▸ **Required work**:
Write each line out exactly, leaving none out.

▸ **Dataset excerpts**:
* begin *

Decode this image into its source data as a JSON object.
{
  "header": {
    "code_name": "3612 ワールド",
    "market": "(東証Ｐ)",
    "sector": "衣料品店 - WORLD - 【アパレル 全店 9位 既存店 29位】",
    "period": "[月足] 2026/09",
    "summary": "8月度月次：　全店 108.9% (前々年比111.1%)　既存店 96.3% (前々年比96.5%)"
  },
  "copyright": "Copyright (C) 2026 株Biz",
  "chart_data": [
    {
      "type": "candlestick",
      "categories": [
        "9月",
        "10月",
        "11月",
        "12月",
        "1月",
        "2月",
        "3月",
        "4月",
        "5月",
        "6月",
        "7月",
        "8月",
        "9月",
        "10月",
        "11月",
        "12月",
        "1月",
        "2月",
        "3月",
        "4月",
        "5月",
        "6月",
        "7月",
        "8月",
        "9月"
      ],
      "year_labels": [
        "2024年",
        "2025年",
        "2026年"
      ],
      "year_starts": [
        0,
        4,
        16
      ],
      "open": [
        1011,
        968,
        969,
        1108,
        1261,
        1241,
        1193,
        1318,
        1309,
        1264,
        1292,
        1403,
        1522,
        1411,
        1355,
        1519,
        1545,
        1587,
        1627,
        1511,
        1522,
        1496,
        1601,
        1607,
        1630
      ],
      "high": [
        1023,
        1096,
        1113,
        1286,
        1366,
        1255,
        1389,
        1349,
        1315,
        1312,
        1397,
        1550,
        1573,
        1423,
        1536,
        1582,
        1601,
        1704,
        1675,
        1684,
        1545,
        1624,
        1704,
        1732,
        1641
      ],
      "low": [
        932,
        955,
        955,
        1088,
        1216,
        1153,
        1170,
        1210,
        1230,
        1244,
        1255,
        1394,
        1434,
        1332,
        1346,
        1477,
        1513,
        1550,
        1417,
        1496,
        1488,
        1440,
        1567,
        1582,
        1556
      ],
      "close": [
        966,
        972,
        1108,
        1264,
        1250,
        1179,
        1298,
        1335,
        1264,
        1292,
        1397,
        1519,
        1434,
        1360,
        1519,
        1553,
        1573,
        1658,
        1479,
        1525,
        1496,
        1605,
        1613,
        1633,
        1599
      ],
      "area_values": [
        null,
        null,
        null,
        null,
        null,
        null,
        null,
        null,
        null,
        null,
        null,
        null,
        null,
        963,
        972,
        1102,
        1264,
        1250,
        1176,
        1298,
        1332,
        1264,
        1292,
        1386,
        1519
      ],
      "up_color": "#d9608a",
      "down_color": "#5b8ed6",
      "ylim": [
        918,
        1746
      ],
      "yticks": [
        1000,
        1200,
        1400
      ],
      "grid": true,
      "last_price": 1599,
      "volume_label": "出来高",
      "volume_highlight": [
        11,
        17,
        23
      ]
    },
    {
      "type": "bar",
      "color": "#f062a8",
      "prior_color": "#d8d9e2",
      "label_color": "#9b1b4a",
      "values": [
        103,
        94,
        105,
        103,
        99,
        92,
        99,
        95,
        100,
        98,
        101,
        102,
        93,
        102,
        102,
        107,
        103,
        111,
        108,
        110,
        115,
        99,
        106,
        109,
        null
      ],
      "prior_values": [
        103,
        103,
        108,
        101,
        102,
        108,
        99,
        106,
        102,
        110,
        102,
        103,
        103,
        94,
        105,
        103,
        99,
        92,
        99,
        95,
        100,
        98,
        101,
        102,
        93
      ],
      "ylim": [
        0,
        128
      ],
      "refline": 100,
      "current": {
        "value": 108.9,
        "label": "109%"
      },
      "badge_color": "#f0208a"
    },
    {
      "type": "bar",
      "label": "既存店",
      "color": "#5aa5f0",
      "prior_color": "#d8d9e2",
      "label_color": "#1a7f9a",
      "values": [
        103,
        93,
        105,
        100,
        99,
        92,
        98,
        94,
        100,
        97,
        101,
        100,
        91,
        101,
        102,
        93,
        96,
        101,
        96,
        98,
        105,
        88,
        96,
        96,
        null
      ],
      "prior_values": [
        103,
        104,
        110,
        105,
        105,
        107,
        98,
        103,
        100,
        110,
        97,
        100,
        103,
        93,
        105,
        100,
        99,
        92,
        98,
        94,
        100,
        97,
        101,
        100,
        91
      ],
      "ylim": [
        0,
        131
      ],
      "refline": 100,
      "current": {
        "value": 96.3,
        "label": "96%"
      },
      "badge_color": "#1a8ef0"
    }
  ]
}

* end *

▸ **Problem solution**:
Decode this image into its source data as a JSON object.
{
  "header": {
    "code_name": "3612 ワールド",
    "market": "(東証Ｐ)",
    "sector": "衣料品店 - WORLD - 【アパレル 全店 9位 既存店 29位】",
    "period": "[月足] 2026/09",
    "summary": "8月度月次：　全店 108.9% (前々年比111.1%)　既存店 96.3% (前々年比96.5%)"
  },
  "copyright": "Copyright (C) 2026 株Biz",
  "chart_data": [
    {
      "type": "candlestick",
      "categories": [
        "9月",
        "10月",
        "11月",
        "12月",
        "1月",
        "2月",
        "3月",
        "4月",
        "5月",
        "6月",
        "7月",
        "8月",
        "9月",
        "10月",
        "11月",
        "12月",
        "1月",
        "2月",
        "3月",
        "4月",
        "5月",
        "6月",
        "7月",
        "8月",
        "9月"
      ],
      "year_labels": [
        "2024年",
        "2025年",
        "2026年"
      ],
      "year_starts": [
        0,
        4,
        16
      ],
      "open": [
        1011,
        968,
        969,
        1108,
        1261,
        1241,
        1193,
        1318,
        1309,
        1264,
        1292,
        1403,
        1522,
        1411,
        1355,
        1519,
        1545,
        1587,
        1627,
        1511,
        1522,
        1496,
        1601,
        1607,
        1630
      ],
      "high": [
        1023,
        1096,
        1113,
        1286,
        1366,
        1255,
        1389,
        1349,
        1315,
        1312,
        1397,
        1550,
        1573,
        1423,
        1536,
        1582,
        1601,
        1704,
        1675,
        1684,
        1545,
        1624,
        1704,
        1732,
        1641
      ],
      "low": [
        932,
        955,
        955,
        1088,
        1216,
        1153,
        1170,
        1210,
        1230,
        1244,
        1255,
        1394,
        1434,
        1332,
        1346,
        1477,
        1513,
        1550,
        1417,
        1496,
        1488,
        1440,
        1567,
        1582,
        1556
      ],
      "close": [
        966,
        972,
        1108,
        1264,
        1250,
        1179,
        1298,
        1335,
        1264,
        1292,
        1397,
        1519,
        1434,
        1360,
        1519,
        1553,
        1573,
        1658,
        1479,
        1525,
        1496,
        1605,
        1613,
        1633,
        1599
      ],
      "area_values": [
        null,
        null,
        null,
        null,
        null,
        null,
        null,
        null,
        null,
        null,
        null,
        null,
        null,
        963,
        972,
        1102,
        1264,
        1250,
        1176,
        1298,
        1332,
        1264,
        1292,
        1386,
        1519
      ],
      "up_color": "#d9608a",
      "down_color": "#5b8ed6",
      "ylim": [
        918,
        1746
      ],
      "yticks": [
        1000,
        1200,
        1400
      ],
      "grid": true,
      "last_price": 1599,
      "volume_label": "出来高",
      "volume_highlight": [
        11,
        17,
        23
      ]
    },
    {
      "type": "bar",
      "color": "#f062a8",
      "prior_color": "#d8d9e2",
      "label_color": "#9b1b4a",
      "values": [
        103,
        94,
        105,
        103,
        99,
        92,
        99,
        95,
        100,
        98,
        101,
        102,
        93,
        102,
        102,
        107,
        103,
        111,
        108,
        110,
        115,
        99,
        106,
        109,
        null
      ],
      "prior_values": [
        103,
        103,
        108,
        101,
        102,
        108,
        99,
        106,
        102,
        110,
        102,
        103,
        103,
        94,
        105,
        103,
        99,
        92,
        99,
        95,
        100,
        98,
        101,
        102,
        93
      ],
      "ylim": [
        0,
        128
      ],
      "refline": 100,
      "current": {
        "value": 108.9,
        "label": "109%"
      },
      "badge_color": "#f0208a"
    },
    {
      "type": "bar",
      "label": "既存店",
      "color": "#5aa5f0",
      "prior_color": "#d8d9e2",
      "label_color": "#1a7f9a",
      "values": [
        103,
        93,
        105,
        100,
        99,
        92,
        98,
        94,
        100,
        97,
        101,
        100,
        91,
        101,
        102,
        93,
        96,
        101,
        96,
        98,
        105,
        88,
        96,
        96,
        null
      ],
      "prior_values": [
        103,
        104,
        110,
        105,
        105,
        107,
        98,
        103,
        100,
        110,
        97,
        100,
        103,
        93,
        105,
        100,
        99,
        92,
        98,
        94,
        100,
        97,
        101,
        100,
        91
      ],
      "ylim": [
        0,
        131
      ],
      "refline": 100,
      "current": {
        "value": 96.3,
        "label": "96%"
      },
      "badge_color": "#1a8ef0"
    }
  ]
}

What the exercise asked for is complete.